# Redoing old speakers



## okiejaco (Jan 25, 2009)

I have some old Jensen CS-315 speakers and want to reface them or build new cabinest. I was thinking of moving the the mids and tweeters and leave the woofer alone. I would like to have the mids and tweeters on the smaller side and make the woofer side firing. They look kind of like Polk Sda and I want them to look more like LSi 25. Will this work or will it mess them up?


----------



## evilskillit (Oct 7, 2008)

Everybody is probably going to say it so I might as well. Chances are good that it will sound worse. If you don't know what you're doing odds are very much in the favor that you won't improve anything. The woofers on those speakers probably play into the range of directional sound which means that if you leave them on the sides it will probably mess up the sound stage and make the low midrange sound quiet or wierd in comparison to the mids and the treble.

I was given an old set of galaxy 3 way speakers that had rotted out surrounds on the 12" woofers but were otherwise ok. I could have tried to put new surrounds on the woofers but I thought. Hey new woofers should have more bass and sound better than old rotted out ones so I bought a pair of 12" woofers online. Got the wrong impedence, had to pay to ship them back and then pay shipping for another pair, so I've already wasted money. Got the ones that were the right impedence the things still sounded terrible. Bass was weak, the mid range and upper midrange were terribly obnoxious in comparison and the things were basically not even worth listening to. I stowed them in the attic and forgot about them for a couple of years, now that I've been hanging out on these forums I've gone back and realised how many things were wrong with the woofer I put in there, in respect to both the cabinet and the crossover. I have since taken those 12" woofers out and made a pair of cheap but effective bass bins out of them. Just goes to show how much more you can do with a little bit of knowledge.

Will I ever overhaul the old galaxys? Probably not. I have built a pair of small bookshelf speakers for approx $200 that sound better than those old galaxys ever could, and reinforced the bass using the 12s that I bought for the galaxys that did not work well in that application.


----------



## bonehead848 (Jan 21, 2007)

The evil skillet got this one right, if the woofer on the bottom was dedicated bass (under 80Hz or so) then it wouldnt really matter if it were on the side. The large woofer in your design plays much higher frequencies than that so moving it to the side would change the sound up quite a bit. Changing anything about retail speakers is a very tough thing to do correctly, if you really want to try your hand at cabinet building there are a number of cheap designs around you could try.


----------



## okiejaco (Jan 25, 2009)

Thanks guys. That is what I was wanting to know. I am still going to build new cabinets or reface these but that will only change the looks.


----------



## PT800 (Feb 19, 2008)

One thing you can do is to make the boxes mirror imaged, by moving the tweeter and midrange off center, probably by 2". If you're going to use the original boxes, cut new holes and fill in the old ones.

What this will do is improve the soundstage. I did exactly that with old JBL L212, which are almost as wide (16") as those CS 315 boxes. I use the mirror imaged pair for the main L/R, all the other L212s in the 7 channel system are the original layout.


----------

**SET EXERCISE 1:**
Answer these questions about the speaker thread:
(a) What model are the speakers okiejaco wants to reface?
(b) For roughly how much did evilskillit build the pair of small bookshelf speakers?
(c) Which speakers did PT800 make mirror imaged?
**SET EXERCISE 2:** Convert the records, from their first line through the line containing "y-tick-mark (133, 529, 138, 530)", into a Markdown table with the columns Row and Record line, omitting any blank lines.

[Entries of boxed elements]
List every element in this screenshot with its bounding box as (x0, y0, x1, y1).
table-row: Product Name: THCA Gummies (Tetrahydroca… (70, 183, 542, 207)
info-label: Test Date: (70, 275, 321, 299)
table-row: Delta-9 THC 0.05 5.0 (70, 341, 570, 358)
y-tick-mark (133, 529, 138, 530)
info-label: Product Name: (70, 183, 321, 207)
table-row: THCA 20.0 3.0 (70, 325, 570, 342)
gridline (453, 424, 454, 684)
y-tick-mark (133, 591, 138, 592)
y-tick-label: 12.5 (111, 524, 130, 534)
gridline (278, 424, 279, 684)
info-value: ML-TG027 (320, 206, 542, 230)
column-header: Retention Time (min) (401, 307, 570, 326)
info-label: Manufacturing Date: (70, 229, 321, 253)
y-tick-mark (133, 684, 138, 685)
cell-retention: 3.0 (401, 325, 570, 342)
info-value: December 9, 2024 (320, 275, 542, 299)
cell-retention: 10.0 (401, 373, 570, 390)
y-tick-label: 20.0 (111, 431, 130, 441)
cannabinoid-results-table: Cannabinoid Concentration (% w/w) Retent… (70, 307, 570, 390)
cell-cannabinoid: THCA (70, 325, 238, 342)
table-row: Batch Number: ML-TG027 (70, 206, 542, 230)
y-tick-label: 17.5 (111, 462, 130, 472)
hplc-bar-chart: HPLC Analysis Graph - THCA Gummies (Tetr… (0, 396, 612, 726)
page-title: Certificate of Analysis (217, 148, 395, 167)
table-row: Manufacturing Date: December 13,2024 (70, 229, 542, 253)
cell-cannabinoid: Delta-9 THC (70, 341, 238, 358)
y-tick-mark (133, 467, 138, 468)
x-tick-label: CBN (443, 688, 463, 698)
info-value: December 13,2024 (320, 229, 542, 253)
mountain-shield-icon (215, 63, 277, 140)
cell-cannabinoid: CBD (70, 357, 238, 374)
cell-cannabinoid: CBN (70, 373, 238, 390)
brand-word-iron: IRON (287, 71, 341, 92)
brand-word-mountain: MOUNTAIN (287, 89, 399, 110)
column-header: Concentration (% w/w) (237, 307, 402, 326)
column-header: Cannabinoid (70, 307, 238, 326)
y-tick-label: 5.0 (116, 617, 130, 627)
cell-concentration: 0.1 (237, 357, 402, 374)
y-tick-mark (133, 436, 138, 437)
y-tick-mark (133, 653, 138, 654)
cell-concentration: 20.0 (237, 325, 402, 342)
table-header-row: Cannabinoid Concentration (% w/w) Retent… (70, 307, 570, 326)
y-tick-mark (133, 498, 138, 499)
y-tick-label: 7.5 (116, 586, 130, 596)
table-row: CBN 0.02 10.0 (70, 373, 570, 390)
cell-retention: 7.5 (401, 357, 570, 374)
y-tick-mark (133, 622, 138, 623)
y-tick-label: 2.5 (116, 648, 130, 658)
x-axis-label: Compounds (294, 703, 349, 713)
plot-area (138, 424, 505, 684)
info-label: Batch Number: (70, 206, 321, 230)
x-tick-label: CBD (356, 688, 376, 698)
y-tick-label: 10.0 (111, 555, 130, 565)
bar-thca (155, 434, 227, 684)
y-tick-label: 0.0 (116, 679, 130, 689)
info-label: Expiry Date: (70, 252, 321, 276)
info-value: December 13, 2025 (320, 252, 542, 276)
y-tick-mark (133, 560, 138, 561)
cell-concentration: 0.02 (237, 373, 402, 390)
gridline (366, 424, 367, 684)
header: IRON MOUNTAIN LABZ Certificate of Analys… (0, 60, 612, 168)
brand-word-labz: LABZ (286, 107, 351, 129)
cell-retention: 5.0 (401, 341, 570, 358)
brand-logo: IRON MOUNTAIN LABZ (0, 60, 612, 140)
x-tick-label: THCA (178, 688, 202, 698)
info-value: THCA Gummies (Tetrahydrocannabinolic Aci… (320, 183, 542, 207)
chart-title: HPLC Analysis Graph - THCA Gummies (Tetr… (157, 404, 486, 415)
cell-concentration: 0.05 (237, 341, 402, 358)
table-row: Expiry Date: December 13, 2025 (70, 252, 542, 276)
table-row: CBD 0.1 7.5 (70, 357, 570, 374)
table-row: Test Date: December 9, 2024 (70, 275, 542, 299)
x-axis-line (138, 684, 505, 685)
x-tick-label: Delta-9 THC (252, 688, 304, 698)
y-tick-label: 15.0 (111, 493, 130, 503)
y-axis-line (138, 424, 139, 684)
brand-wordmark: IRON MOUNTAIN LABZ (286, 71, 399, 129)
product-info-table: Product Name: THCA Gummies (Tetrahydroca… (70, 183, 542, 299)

**RIGHT ANSWER 1:**
(a) Jensen CS-315
(b) Approximately $200
(c) Old JBL L212

**RIGHT ANSWER 2:**
| Row | Record line |
|---|---|
| 1 | List every element in this screenshot with its bounding box as (x0, y0, x1, y1). |
| 2 | table-row: Product Name: THCA Gummies (Tetrahydroca… (70, 183, 542, 207) |
| 3 | info-label: Test Date: (70, 275, 321, 299) |
| 4 | table-row: Delta-9 THC 0.05 5.0 (70, 341, 570, 358) |
| 5 | y-tick-mark (133, 529, 138, 530) |